═════ RECORD LIST ═════

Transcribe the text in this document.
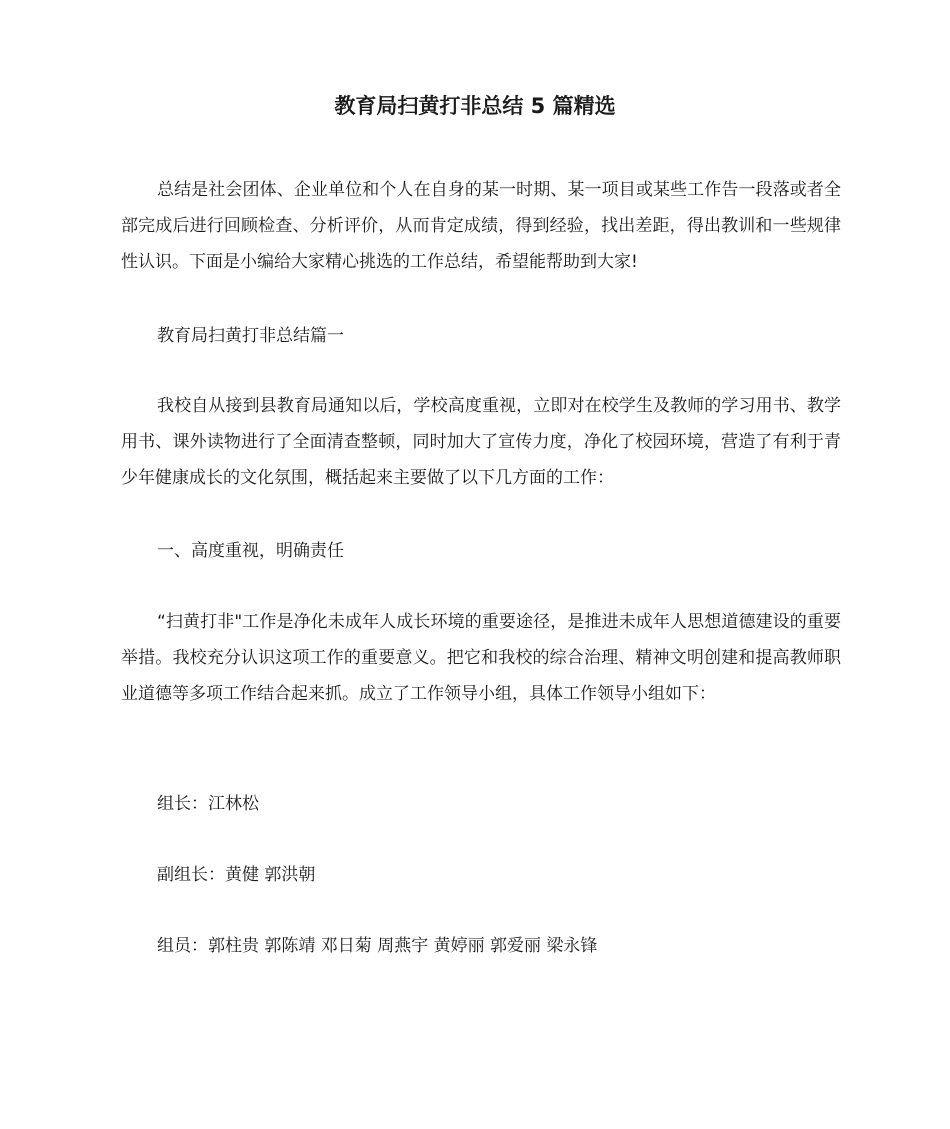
教育局扫黄打非总结 5 篇精选

总结是社会团体、企业单位和个人在自身的某一时期、某一项目或某些工作告一段落或者全部完成后进行回顾检查、分析评价，从而肯定成绩，得到经验，找出差距，得出教训和一些规律性认识。下面是小编给大家精心挑选的工作总结，希望能帮助到大家!

教育局扫黄打非总结篇一

我校自从接到县教育局通知以后，学校高度重视，立即对在校学生及教师的学习用书、教学用书、课外读物进行了全面清查整顿，同时加大了宣传力度，净化了校园环境，营造了有利于青少年健康成长的文化氛围，概括起来主要做了以下几方面的工作：

一、高度重视，明确责任

“扫黄打非"工作是净化未成年人成长环境的重要途径，是推进未成年人思想道德建设的重要举措。我校充分认识这项工作的重要意义。把它和我校的综合治理、精神文明创建和提高教师职业道德等多项工作结合起来抓。成立了工作领导小组，具体工作领导小组如下：

组长：江林松

副组长：黄健 郭洪朝

组员：郭柱贵 郭陈靖 邓日菊 周燕宇 黄婷丽 郭爱丽 梁永锋
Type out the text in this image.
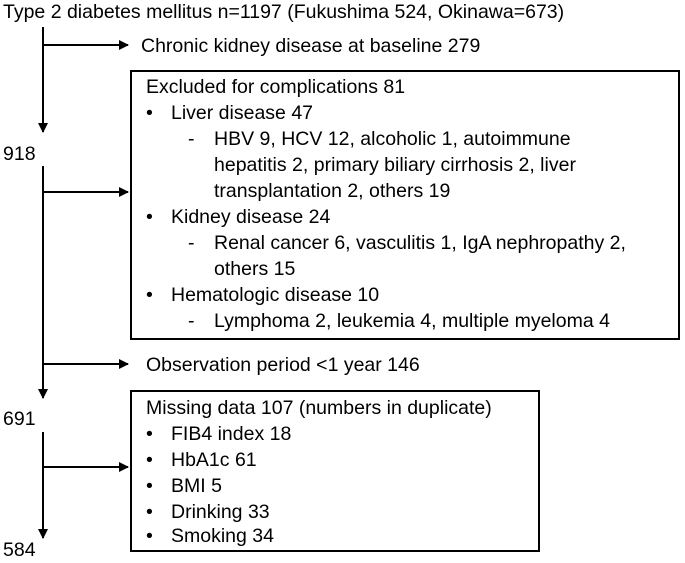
Type 2 diabetes mellitus n=1197 (Fukushima 524, Okinawa=673)
Chronic kidney disease at baseline 279
918
Excluded for complications 81
• Liver disease 47
- HBV 9, HCV 12, alcoholic 1, autoimmune
hepatitis 2, primary biliary cirrhosis 2, liver
transplantation 2, others 19
• Kidney disease 24
- Renal cancer 6, vasculitis 1, IgA nephropathy 2,
others 15
• Hematologic disease 10
- Lymphoma 2, leukemia 4, multiple myeloma 4
Observation period <1 year 146
691	Missing data 107 (numbers in duplicate)
• FIB4 index 18
• HbA1c 61
• BMI 5
• Drinking 33
• Smoking 34
584
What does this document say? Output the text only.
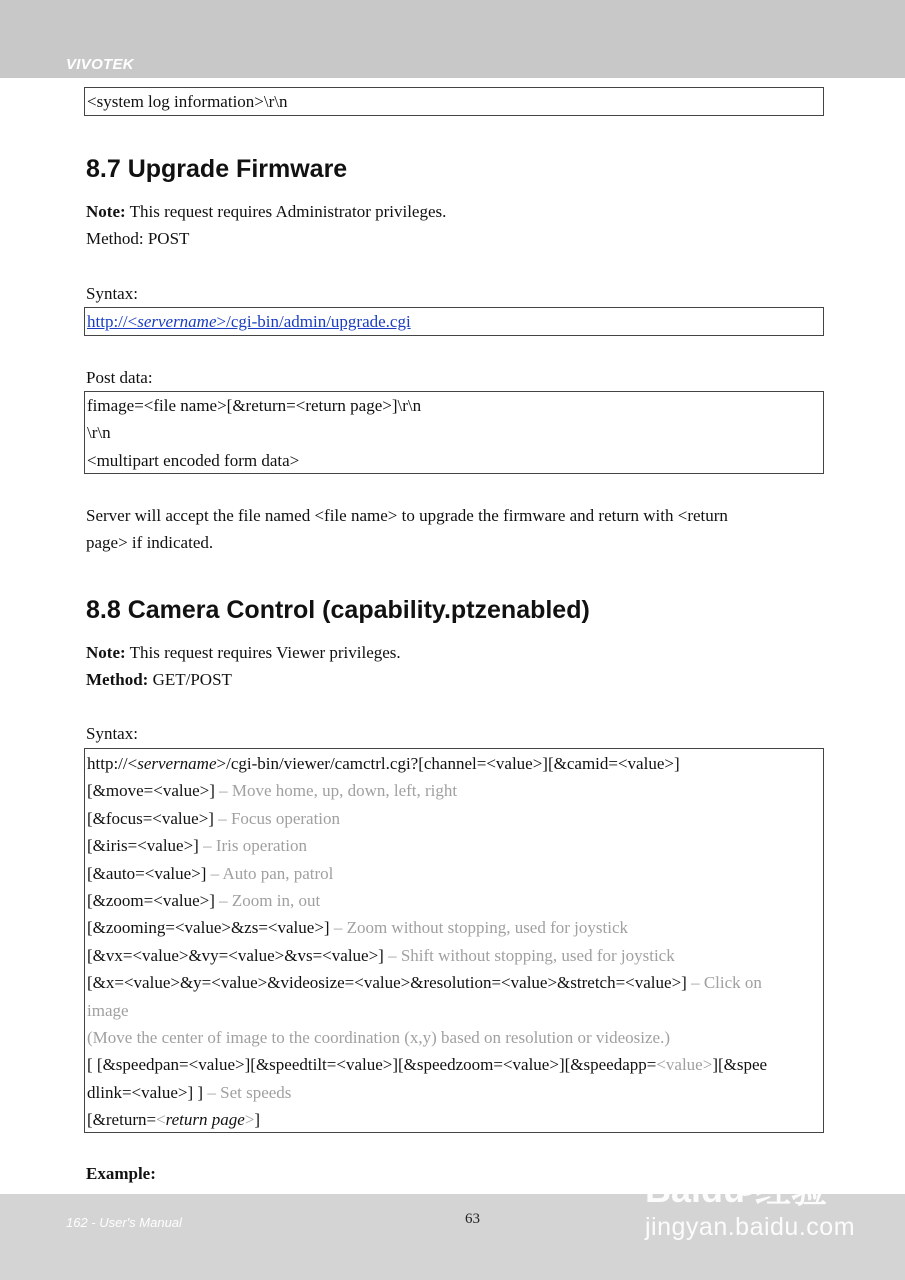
VIVOTEK
<system log information>\r\n
8.7 Upgrade Firmware
Note: This request requires Administrator privileges.
Method: POST
Syntax:
http://<servername>/cgi-bin/admin/upgrade.cgi
Post data:
fimage=<file name>[&return=<return page>]\r\n
\r\n
<multipart encoded form data>
Server will accept the file named <file name> to upgrade the firmware and return with <return
page> if indicated.
8.8 Camera Control (capability.ptzenabled)
Note: This request requires Viewer privileges.
Method: GET/POST
Syntax:
http://<servername>/cgi-bin/viewer/camctrl.cgi?[channel=<value>][&camid=<value>]
[&move=<value>] – Move home, up, down, left, right
[&focus=<value>] – Focus operation
[&iris=<value>] – Iris operation
[&auto=<value>] – Auto pan, patrol
[&zoom=<value>] – Zoom in, out
[&zooming=<value>&zs=<value>] – Zoom without stopping, used for joystick
[&vx=<value>&vy=<value>&vs=<value>] – Shift without stopping, used for joystick
[&x=<value>&y=<value>&videosize=<value>&resolution=<value>&stretch=<value>] – Click on
image
(Move the center of image to the coordination (x,y) based on resolution or videosize.)
[ [&speedpan=<value>][&speedtilt=<value>][&speedzoom=<value>][&speedapp=<value>][&spee
dlink=<value>] ] – Set speeds
[&return=<return page>]
Example:
162 - User's Manual	63
Baidu 经验
jingyan.baidu.com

═════

» **EXERCISE GOAL**
Leave out the pictures and output every record above precisely as given.

» **TASK RESULT**
Transcribe the text in this document.
教育局扫黄打非总结 5 篇精选

总结是社会团体、企业单位和个人在自身的某一时期、某一项目或某些工作告一段落或者全部完成后进行回顾检查、分析评价，从而肯定成绩，得到经验，找出差距，得出教训和一些规律性认识。下面是小编给大家精心挑选的工作总结，希望能帮助到大家!

教育局扫黄打非总结篇一

我校自从接到县教育局通知以后，学校高度重视，立即对在校学生及教师的学习用书、教学用书、课外读物进行了全面清查整顿，同时加大了宣传力度，净化了校园环境，营造了有利于青少年健康成长的文化氛围，概括起来主要做了以下几方面的工作：

一、高度重视，明确责任

“扫黄打非"工作是净化未成年人成长环境的重要途径，是推进未成年人思想道德建设的重要举措。我校充分认识这项工作的重要意义。把它和我校的综合治理、精神文明创建和提高教师职业道德等多项工作结合起来抓。成立了工作领导小组，具体工作领导小组如下：

组长：江林松

副组长：黄健 郭洪朝

组员：郭柱贵 郭陈靖 邓日菊 周燕宇 黄婷丽 郭爱丽 梁永锋
Type out the text in this image.
Type 2 diabetes mellitus n=1197 (Fukushima 524, Okinawa=673)
Chronic kidney disease at baseline 279
918
Excluded for complications 81
• Liver disease 47
- HBV 9, HCV 12, alcoholic 1, autoimmune
hepatitis 2, primary biliary cirrhosis 2, liver
transplantation 2, others 19
• Kidney disease 24
- Renal cancer 6, vasculitis 1, IgA nephropathy 2,
others 15
• Hematologic disease 10
- Lymphoma 2, leukemia 4, multiple myeloma 4
Observation period <1 year 146
691	Missing data 107 (numbers in duplicate)
• FIB4 index 18
• HbA1c 61
• BMI 5
• Drinking 33
• Smoking 34
584
What does this document say? Output the text only.
VIVOTEK
<system log information>\r\n
8.7 Upgrade Firmware
Note: This request requires Administrator privileges.
Method: POST
Syntax:
http://<servername>/cgi-bin/admin/upgrade.cgi
Post data:
fimage=<file name>[&return=<return page>]\r\n
\r\n
<multipart encoded form data>
Server will accept the file named <file name> to upgrade the firmware and return with <return
page> if indicated.
8.8 Camera Control (capability.ptzenabled)
Note: This request requires Viewer privileges.
Method: GET/POST
Syntax:
http://<servername>/cgi-bin/viewer/camctrl.cgi?[channel=<value>][&camid=<value>]
[&move=<value>] – Move home, up, down, left, right
[&focus=<value>] – Focus operation
[&iris=<value>] – Iris operation
[&auto=<value>] – Auto pan, patrol
[&zoom=<value>] – Zoom in, out
[&zooming=<value>&zs=<value>] – Zoom without stopping, used for joystick
[&vx=<value>&vy=<value>&vs=<value>] – Shift without stopping, used for joystick
[&x=<value>&y=<value>&videosize=<value>&resolution=<value>&stretch=<value>] – Click on
image
(Move the center of image to the coordination (x,y) based on resolution or videosize.)
[ [&speedpan=<value>][&speedtilt=<value>][&speedzoom=<value>][&speedapp=<value>][&spee
dlink=<value>] ] – Set speeds
[&return=<return page>]
Example:
162 - User's Manual	63
Baidu 经验
jingyan.baidu.com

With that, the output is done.